# Records for the exercise
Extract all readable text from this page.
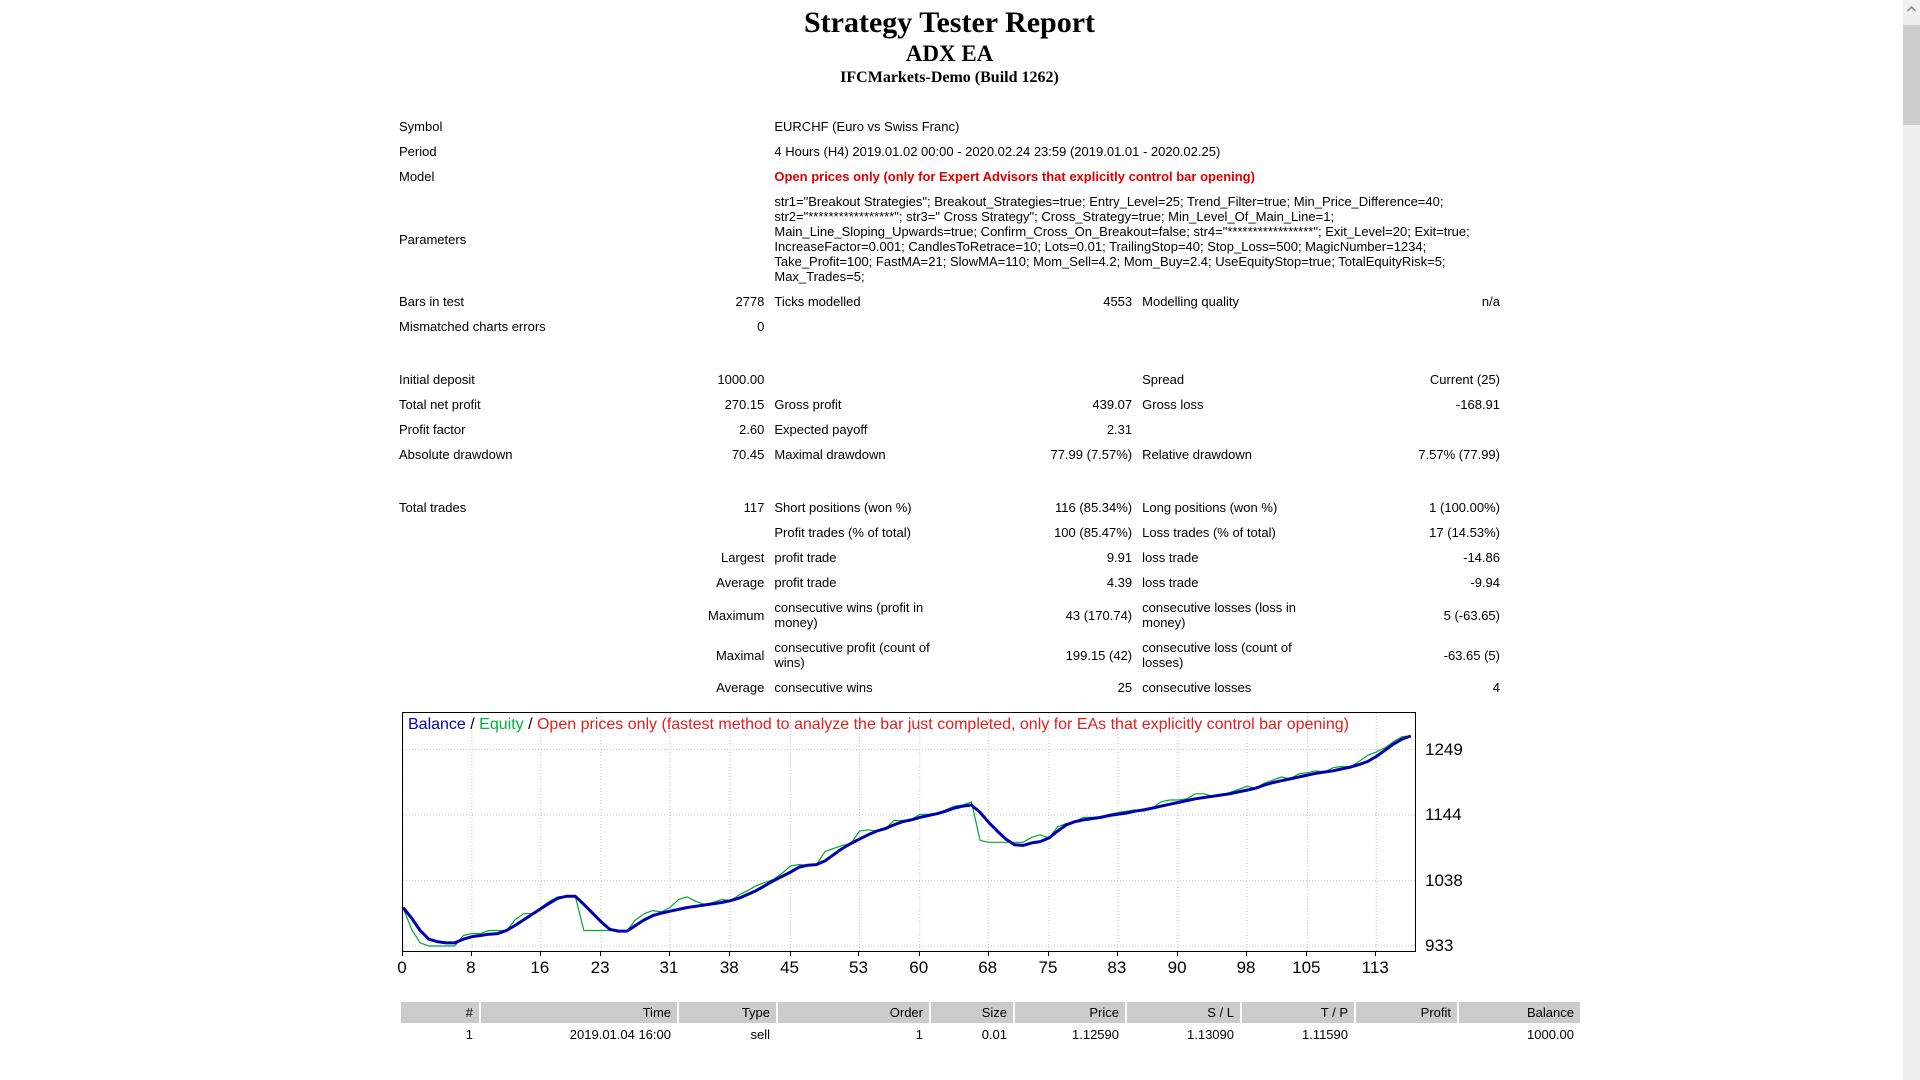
Strategy Tester Report
ADX EA
IFCMarkets-Demo (Build 1262)
Symbol		EURCHF (Euro vs Swiss Franc)			
Period		4 Hours (H4) 2019.01.02 00:00 - 2020.02.24 23:59 (2019.01.01 - 2020.02.25)			
Model		Open prices only (only for Expert Advisors that explicitly control bar opening)			
Parameters		str1="Breakout Strategies"; Breakout_Strategies=true; Entry_Level=25; Trend_Filter=true; Min_Price_Difference=40; str2="*****************"; str3=" Cross Strategy"; Cross_Strategy=true; Min_Level_Of_Main_Line=1; Main_Line_Sloping_Upwards=true; Confirm_Cross_On_Breakout=false; str4="*****************"; Exit_Level=20; Exit=true; IncreaseFactor=0.001; CandlesToRetrace=10; Lots=0.01; TrailingStop=40; Stop_Loss=500; MagicNumber=1234; Take_Profit=100; FastMA=21; SlowMA=110; Mom_Sell=4.2; Mom_Buy=2.4; UseEquityStop=true; TotalEquityRisk=5; Max_Trades=5;			
Bars in test	2778	Ticks modelled	4553	Modelling quality	n/a
Mismatched charts errors	0				

Initial deposit	1000.00			Spread	Current (25)
Total net profit	270.15	Gross profit	439.07	Gross loss	-168.91
Profit factor	2.60	Expected payoff	2.31		
Absolute drawdown	70.45	Maximal drawdown	77.99 (7.57%)	Relative drawdown	7.57% (77.99)

Total trades	117	Short positions (won %)	116 (85.34%)	Long positions (won %)	1 (100.00%)
		Profit trades (% of total)	100 (85.47%)	Loss trades (% of total)	17 (14.53%)
	Largest	profit trade	9.91	loss trade	-14.86
	Average	profit trade	4.39	loss trade	-9.94
	Maximum	consecutive wins (profit in money)	43 (170.74)	consecutive losses (loss in money)	5 (-63.65)
	Maximal	consecutive profit (count of wins)	199.15 (42)	consecutive loss (count of losses)	-63.65 (5)
	Average	consecutive wins	25	consecutive losses	4
Balance / Equity / Open prices only (fastest method to analyze the bar just completed, only for EAs that explicitly control bar opening)
1249
1144
1038
933
0	8	16 23	31 38 45	53 60	68 75	83 90	98 105 113
#	Time	Type	Order	Size	Price	S / L	T / P	Profit	Balance
1	2019.01.04 16:00	sell	1	0.01	1.12590	1.13090	1.11590		1000.00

# What this task involves
Using the listing above, return all lines where the word "Balance" occurs.

# Exercise solution
Balance / Equity / Open prices only (fastest method to analyze the bar just completed, only for EAs that explicitly control bar opening)
#	Time	Type	Order	Size	Price	S / L	T / P	Profit	Balance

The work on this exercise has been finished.